WHAT IS NEEDED
Check every line of the entries below for the word "this", and copy the ones that have it.

Records from a dataset:

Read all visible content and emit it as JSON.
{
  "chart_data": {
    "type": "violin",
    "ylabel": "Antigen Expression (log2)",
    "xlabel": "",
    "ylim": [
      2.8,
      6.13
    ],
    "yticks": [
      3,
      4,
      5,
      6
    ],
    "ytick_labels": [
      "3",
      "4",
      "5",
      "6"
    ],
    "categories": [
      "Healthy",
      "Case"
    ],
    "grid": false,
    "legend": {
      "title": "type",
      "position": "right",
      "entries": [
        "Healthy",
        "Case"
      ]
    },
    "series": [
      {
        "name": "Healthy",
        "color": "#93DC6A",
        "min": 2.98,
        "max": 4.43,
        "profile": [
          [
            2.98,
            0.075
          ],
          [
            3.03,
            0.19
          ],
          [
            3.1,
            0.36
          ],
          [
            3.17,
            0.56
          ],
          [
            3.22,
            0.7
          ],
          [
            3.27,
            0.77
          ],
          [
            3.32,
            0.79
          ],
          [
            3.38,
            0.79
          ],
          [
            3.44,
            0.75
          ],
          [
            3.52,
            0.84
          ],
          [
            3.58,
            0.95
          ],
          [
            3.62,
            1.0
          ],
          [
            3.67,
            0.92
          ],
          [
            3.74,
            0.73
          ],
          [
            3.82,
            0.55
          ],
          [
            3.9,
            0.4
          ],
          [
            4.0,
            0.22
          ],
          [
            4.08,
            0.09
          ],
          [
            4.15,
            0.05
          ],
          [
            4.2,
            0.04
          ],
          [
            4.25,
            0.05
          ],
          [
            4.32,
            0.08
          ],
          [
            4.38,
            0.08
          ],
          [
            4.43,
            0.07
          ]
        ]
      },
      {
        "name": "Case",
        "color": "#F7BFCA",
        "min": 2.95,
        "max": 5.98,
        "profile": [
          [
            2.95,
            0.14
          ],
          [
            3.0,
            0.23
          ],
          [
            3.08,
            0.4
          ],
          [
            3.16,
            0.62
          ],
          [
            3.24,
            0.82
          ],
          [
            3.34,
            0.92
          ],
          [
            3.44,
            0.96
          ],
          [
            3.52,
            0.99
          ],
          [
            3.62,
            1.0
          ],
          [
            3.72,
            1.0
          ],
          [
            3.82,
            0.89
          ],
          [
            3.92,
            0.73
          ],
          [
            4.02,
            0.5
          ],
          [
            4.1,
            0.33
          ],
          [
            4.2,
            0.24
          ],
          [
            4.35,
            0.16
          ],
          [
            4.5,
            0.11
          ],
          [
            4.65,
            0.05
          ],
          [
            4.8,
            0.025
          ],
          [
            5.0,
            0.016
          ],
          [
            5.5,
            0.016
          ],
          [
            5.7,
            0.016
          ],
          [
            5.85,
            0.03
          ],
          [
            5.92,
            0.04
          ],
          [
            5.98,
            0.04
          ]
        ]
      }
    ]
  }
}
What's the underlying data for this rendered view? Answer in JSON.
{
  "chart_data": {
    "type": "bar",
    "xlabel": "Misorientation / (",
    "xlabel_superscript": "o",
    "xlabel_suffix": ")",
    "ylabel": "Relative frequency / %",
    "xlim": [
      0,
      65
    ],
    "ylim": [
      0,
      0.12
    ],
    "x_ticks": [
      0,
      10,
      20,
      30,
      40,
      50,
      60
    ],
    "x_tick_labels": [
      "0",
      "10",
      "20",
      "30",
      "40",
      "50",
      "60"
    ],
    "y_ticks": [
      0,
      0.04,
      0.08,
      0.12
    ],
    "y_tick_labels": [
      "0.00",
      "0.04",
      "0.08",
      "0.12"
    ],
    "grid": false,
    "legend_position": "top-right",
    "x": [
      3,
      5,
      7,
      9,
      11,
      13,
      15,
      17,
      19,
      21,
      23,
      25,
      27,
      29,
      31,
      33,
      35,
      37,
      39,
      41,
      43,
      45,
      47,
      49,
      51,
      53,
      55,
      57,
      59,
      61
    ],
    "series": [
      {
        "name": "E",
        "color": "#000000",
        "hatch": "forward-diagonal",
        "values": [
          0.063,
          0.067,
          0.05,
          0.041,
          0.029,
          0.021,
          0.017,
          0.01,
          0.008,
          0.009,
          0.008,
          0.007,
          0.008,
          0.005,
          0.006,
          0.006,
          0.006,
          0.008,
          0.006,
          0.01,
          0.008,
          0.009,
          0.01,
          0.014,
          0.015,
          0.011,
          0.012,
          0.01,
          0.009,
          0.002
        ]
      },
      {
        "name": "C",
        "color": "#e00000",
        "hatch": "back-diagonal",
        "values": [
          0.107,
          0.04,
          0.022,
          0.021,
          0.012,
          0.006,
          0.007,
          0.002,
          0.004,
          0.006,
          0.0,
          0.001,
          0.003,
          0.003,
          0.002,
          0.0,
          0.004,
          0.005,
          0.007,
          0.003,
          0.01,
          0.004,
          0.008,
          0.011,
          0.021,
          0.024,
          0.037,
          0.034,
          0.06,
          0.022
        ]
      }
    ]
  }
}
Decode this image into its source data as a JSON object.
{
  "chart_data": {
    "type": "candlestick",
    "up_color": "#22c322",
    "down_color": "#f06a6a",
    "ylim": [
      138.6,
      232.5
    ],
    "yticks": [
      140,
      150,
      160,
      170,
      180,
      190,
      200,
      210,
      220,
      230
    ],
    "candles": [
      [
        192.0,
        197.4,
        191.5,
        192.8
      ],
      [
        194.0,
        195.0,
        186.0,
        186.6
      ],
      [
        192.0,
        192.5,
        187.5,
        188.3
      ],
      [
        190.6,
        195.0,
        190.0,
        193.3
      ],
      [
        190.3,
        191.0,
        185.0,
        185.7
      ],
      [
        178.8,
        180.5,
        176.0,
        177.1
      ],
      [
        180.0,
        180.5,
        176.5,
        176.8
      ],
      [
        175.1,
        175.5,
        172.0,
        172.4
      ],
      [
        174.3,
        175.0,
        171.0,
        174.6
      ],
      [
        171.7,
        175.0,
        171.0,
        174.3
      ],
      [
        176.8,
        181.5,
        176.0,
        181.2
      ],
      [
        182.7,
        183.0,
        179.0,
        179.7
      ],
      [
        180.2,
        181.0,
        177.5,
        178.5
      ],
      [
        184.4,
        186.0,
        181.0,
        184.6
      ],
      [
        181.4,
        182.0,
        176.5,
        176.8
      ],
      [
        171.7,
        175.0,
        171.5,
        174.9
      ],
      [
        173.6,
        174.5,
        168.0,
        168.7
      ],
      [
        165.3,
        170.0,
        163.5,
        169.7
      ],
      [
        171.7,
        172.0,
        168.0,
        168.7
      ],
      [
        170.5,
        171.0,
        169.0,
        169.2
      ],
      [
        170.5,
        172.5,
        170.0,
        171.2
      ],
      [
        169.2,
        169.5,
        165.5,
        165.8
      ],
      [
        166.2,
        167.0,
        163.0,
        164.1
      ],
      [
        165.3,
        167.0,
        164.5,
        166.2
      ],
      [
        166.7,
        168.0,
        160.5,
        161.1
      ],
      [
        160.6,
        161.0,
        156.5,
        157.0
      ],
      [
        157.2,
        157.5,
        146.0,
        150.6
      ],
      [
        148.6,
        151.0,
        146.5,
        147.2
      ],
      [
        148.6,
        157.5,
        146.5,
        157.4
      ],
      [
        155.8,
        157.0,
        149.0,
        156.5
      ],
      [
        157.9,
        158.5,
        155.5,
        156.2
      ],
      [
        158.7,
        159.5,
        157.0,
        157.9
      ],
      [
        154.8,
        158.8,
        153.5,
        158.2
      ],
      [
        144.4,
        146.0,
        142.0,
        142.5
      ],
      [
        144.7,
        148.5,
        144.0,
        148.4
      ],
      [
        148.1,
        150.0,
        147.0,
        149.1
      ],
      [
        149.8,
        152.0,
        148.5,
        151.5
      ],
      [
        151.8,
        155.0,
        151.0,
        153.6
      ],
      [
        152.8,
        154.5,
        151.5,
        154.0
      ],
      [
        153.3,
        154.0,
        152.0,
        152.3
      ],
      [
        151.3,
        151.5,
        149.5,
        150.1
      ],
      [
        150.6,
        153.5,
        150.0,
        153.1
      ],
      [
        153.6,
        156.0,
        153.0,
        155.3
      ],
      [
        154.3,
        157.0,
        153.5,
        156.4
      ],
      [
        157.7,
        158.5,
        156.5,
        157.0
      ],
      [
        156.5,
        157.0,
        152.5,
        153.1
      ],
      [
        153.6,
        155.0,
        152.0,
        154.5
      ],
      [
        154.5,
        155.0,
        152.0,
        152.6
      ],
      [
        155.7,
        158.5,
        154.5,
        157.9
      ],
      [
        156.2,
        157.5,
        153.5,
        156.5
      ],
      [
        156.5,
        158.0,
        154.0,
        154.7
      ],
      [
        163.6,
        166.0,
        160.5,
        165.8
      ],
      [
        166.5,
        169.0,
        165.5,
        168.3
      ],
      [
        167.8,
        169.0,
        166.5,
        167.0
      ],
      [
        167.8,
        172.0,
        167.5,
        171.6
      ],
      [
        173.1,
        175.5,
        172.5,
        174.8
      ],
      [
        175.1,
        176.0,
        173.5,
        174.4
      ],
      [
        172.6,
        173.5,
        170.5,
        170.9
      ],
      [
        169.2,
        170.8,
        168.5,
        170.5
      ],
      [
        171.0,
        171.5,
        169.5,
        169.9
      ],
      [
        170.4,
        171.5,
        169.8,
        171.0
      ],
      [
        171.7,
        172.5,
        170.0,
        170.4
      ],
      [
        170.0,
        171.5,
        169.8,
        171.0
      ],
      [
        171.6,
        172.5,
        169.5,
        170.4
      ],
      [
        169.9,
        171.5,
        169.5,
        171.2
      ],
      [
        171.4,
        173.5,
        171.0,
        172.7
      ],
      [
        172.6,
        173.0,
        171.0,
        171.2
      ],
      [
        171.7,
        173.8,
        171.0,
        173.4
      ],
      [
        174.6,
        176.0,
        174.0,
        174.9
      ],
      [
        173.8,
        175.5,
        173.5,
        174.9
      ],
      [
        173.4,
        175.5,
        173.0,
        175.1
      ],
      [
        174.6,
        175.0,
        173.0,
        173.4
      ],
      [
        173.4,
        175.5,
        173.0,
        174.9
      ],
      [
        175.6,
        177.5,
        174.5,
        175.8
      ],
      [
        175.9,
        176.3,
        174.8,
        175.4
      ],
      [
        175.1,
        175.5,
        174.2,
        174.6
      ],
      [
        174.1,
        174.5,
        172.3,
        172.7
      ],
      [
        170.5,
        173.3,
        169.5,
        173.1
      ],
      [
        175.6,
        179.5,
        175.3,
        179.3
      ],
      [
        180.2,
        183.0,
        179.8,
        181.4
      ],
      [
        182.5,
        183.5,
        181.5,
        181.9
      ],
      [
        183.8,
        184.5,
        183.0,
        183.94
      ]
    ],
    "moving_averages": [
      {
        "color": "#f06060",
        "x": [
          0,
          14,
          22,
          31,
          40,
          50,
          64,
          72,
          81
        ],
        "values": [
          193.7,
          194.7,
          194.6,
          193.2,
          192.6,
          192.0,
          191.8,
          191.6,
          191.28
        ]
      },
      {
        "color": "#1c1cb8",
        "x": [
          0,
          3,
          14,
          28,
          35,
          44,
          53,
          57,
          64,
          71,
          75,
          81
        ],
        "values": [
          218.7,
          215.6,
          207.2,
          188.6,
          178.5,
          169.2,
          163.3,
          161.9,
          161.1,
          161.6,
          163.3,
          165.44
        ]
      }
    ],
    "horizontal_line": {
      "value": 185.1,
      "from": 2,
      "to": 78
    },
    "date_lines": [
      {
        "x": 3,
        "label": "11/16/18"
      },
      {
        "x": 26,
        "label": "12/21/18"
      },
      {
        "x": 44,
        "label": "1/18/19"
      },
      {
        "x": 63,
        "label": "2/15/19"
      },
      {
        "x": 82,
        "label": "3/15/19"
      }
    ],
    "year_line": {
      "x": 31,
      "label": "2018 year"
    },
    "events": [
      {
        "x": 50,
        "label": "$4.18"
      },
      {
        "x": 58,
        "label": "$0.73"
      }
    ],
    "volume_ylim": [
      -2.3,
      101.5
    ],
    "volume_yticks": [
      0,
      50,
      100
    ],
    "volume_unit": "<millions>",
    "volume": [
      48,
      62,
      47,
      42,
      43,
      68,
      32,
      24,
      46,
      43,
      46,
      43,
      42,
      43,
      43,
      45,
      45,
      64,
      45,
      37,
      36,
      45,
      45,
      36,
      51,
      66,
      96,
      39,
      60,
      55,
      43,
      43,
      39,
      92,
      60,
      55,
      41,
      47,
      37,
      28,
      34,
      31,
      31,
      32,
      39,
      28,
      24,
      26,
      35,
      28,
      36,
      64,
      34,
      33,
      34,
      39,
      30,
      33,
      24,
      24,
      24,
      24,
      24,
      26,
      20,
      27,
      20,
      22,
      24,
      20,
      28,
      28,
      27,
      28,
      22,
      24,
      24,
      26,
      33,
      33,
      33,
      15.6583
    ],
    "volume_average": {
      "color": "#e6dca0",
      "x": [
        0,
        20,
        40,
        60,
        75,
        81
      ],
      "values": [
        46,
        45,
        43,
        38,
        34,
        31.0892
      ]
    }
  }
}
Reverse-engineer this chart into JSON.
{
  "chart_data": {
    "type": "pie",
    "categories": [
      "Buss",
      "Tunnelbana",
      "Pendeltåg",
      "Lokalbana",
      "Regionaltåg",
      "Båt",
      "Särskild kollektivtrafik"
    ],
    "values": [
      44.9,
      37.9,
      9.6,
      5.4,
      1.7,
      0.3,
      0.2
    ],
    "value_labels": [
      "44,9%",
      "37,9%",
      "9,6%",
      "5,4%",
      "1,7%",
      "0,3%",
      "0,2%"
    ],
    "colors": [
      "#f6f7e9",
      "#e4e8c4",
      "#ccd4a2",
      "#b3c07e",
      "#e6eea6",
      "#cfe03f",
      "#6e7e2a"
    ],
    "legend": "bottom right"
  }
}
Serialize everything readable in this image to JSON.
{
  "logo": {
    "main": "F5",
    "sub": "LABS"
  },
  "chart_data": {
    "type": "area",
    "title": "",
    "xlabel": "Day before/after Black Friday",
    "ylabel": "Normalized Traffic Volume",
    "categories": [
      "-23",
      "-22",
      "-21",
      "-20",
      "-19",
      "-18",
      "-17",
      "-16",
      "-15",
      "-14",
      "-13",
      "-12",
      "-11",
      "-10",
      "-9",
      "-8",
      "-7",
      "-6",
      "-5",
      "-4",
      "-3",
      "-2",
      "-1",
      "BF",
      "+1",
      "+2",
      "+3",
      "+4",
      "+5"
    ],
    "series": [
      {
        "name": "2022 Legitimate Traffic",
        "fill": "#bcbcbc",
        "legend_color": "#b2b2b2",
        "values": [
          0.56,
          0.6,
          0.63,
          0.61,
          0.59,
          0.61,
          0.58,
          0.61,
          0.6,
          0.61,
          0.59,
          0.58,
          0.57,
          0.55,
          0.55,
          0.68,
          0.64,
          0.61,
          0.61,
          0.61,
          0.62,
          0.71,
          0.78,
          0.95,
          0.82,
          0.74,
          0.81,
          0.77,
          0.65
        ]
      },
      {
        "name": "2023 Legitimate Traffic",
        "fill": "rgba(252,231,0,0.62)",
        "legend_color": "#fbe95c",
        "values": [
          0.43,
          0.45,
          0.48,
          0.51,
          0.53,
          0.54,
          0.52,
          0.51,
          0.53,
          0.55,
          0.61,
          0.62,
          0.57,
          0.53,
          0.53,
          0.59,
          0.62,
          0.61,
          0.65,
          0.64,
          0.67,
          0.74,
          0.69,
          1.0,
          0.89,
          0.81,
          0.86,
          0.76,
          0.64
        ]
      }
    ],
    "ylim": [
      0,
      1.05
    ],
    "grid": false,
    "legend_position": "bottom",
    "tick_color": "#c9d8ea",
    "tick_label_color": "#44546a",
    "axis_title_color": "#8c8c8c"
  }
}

SOLUTION TO THE PROBLEM
What's the underlying data for this rendered view? Answer in JSON.
Decode this image into its source data as a JSON object.
Reverse-engineer this chart into JSON.
Serialize everything readable in this image to JSON.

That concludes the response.